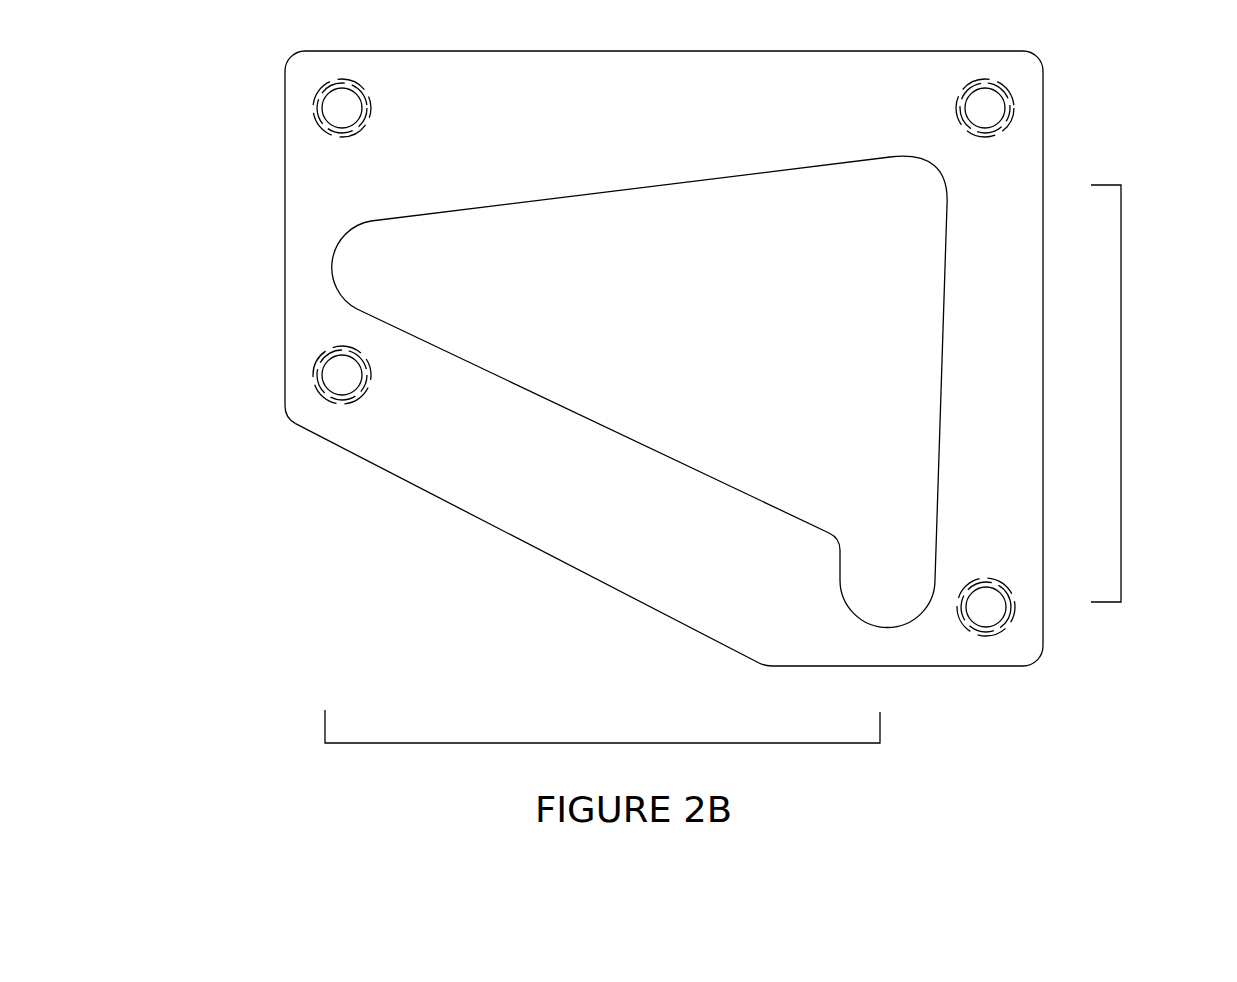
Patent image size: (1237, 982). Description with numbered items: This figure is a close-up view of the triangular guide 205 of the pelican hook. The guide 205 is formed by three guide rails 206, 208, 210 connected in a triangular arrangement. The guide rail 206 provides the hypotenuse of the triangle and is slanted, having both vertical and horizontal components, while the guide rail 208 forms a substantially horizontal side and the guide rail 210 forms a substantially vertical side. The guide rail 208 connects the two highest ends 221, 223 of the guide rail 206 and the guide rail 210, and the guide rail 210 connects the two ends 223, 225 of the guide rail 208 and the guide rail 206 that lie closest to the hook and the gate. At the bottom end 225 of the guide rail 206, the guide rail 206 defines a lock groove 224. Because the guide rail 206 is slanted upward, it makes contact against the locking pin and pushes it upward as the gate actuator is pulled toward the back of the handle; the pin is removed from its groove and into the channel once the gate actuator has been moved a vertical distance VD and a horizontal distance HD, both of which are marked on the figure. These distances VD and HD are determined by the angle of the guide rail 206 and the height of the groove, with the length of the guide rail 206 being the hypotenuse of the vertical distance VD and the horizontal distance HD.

The guide 205 is at (277, 118).
The guide rail 206 is at (467, 468).
The guide rail 208 is at (738, 122).
The guide rail 210 is at (950, 430).
The highest end of guide rail 206 221 is at (310, 290).
The highest end of guide rail 210 223 is at (1019, 152).
The lock groove 224 is at (866, 590).
The bottom end of guide rail 206 225 is at (835, 628).
The horizontal distance HD is at (383, 743).
The vertical distance VD is at (1121, 324).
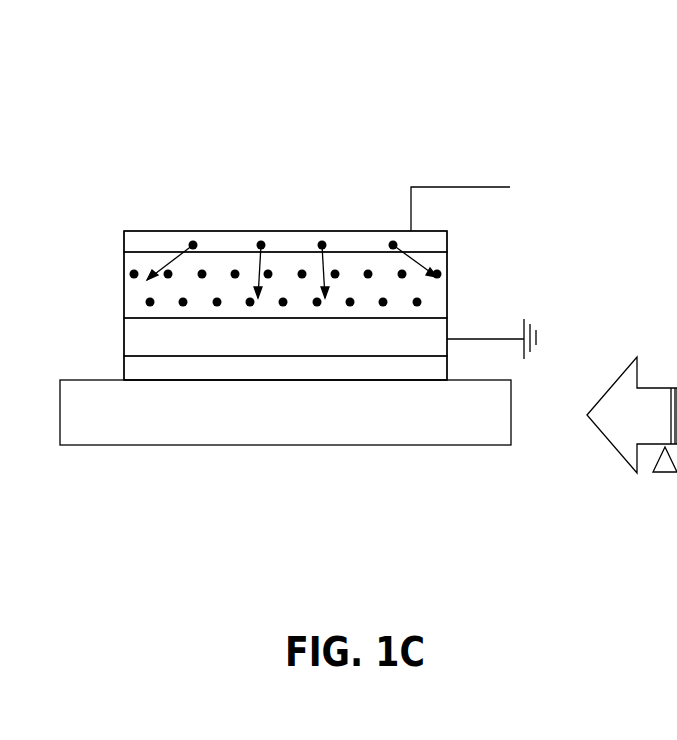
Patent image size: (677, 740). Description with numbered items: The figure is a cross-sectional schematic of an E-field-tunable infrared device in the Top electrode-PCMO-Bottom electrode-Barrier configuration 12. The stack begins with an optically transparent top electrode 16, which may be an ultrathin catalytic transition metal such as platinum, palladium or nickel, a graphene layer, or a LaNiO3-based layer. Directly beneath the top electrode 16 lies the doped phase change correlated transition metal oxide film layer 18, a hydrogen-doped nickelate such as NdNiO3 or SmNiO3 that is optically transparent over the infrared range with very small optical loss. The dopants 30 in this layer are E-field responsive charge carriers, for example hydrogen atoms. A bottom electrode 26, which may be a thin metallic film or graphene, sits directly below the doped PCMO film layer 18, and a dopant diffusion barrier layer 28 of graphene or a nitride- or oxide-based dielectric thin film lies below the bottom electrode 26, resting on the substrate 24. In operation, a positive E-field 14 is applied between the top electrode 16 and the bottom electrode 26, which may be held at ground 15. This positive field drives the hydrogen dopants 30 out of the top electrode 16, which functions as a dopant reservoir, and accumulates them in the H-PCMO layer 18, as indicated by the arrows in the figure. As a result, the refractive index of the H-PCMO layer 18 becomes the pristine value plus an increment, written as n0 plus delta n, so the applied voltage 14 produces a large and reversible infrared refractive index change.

The Top electrode-PCMO-Bottom electrode-Barrier configuration 12 is at (378, 117).
The positive E-field 14 is at (483, 187).
The ground 15 is at (511, 343).
The optically transparent top electrode 16 is at (283, 240).
The doped phase change correlated transition metal oxide (PCMO) film layer 18 is at (187, 265).
The substrate 24 is at (350, 422).
The bottom electrode 26 is at (172, 337).
The dopant diffusion barrier layer 28 is at (293, 365).
The dopants 30 is at (343, 280).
§ §
• [PROBLEM TO SOLVE]: Convert every line of the records into a JSON list of strings, one string per line, with blank lines and the pictures left out.

• [SOLUTION]:
[
  "Patent image size: (1237, 982). Description with numbered items: This figure is a close-up view of the triangular guide 205 of the pelican hook. The guide 205 is formed by three guide rails 206, 208, 210 connected in a triangular arrangement. The guide rail 206 provides the hypotenuse of the triangle and is slanted, having both vertical and horizontal components, while the guide rail 208 forms a substantially horizontal side and the guide rail 210 forms a substantially vertical side. The guide rail 208 connects the two highest ends 221, 223 of the guide rail 206 and the guide rail 210, and the guide rail 210 connects the two ends 223, 225 of the guide rail 208 and the guide rail 206 that lie closest to the hook and the gate. At the bottom end 225 of the guide rail 206, the guide rail 206 defines a lock groove 224. Because the guide rail 206 is slanted upward, it makes contact against the locking pin and pushes it upward as the gate actuator is pulled toward the back of the handle; the pin is removed from its groove and into the channel once the gate actuator has been moved a vertical distance VD and a horizontal distance HD, both of which are marked on the figure. These distances VD and HD are determined by the angle of the guide rail 206 and the height of the groove, with the length of the guide rail 206 being the hypotenuse of the vertical distance VD and the horizontal distance HD.",
  "The guide 205 is at (277, 118).",
  "The guide rail 206 is at (467, 468).",
  "The guide rail 208 is at (738, 122).",
  "The guide rail 210 is at (950, 430).",
  "The highest end of guide rail 206 221 is at (310, 290).",
  "The highest end of guide rail 210 223 is at (1019, 152).",
  "The lock groove 224 is at (866, 590).",
  "The bottom end of guide rail 206 225 is at (835, 628).",
  "The horizontal distance HD is at (383, 743).",
  "The vertical distance VD is at (1121, 324).",
  "Patent image size: (677, 740). Description with numbered items: The figure is a cross-sectional schematic of an E-field-tunable infrared device in the Top electrode-PCMO-Bottom electrode-Barrier configuration 12. The stack begins with an optically transparent top electrode 16, which may be an ultrathin catalytic transition metal such as platinum, palladium or nickel, a graphene layer, or a LaNiO3-based layer. Directly beneath the top electrode 16 lies the doped phase change correlated transition metal oxide film layer 18, a hydrogen-doped nickelate such as NdNiO3 or SmNiO3 that is optically transparent over the infrared range with very small optical loss. The dopants 30 in this layer are E-field responsive charge carriers, for example hydrogen atoms. A bottom electrode 26, which may be a thin metallic film or graphene, sits directly below the doped PCMO film layer 18, and a dopant diffusion barrier layer 28 of graphene or a nitride- or oxide-based dielectric thin film lies below the bottom electrode 26, resting on the substrate 24. In operation, a positive E-field 14 is applied between the top electrode 16 and the bottom electrode 26, which may be held at ground 15. This positive field drives the hydrogen dopants 30 out of the top electrode 16, which functions as a dopant reservoir, and accumulates them in the H-PCMO layer 18, as indicated by the arrows in the figure. As a result, the refractive index of the H-PCMO layer 18 becomes the pristine value plus an increment, written as n0 plus delta n, so the applied voltage 14 produces a large and reversible infrared refractive index change.",
  "The Top electrode-PCMO-Bottom electrode-Barrier configuration 12 is at (378, 117).",
  "The positive E-field 14 is at (483, 187).",
  "The ground 15 is at (511, 343).",
  "The optically transparent top electrode 16 is at (283, 240).",
  "The doped phase change correlated transition metal oxide (PCMO) film layer 18 is at (187, 265).",
  "The substrate 24 is at (350, 422).",
  "The bottom electrode 26 is at (172, 337).",
  "The dopant diffusion barrier layer 28 is at (293, 365).",
  "The dopants 30 is at (343, 280)."
]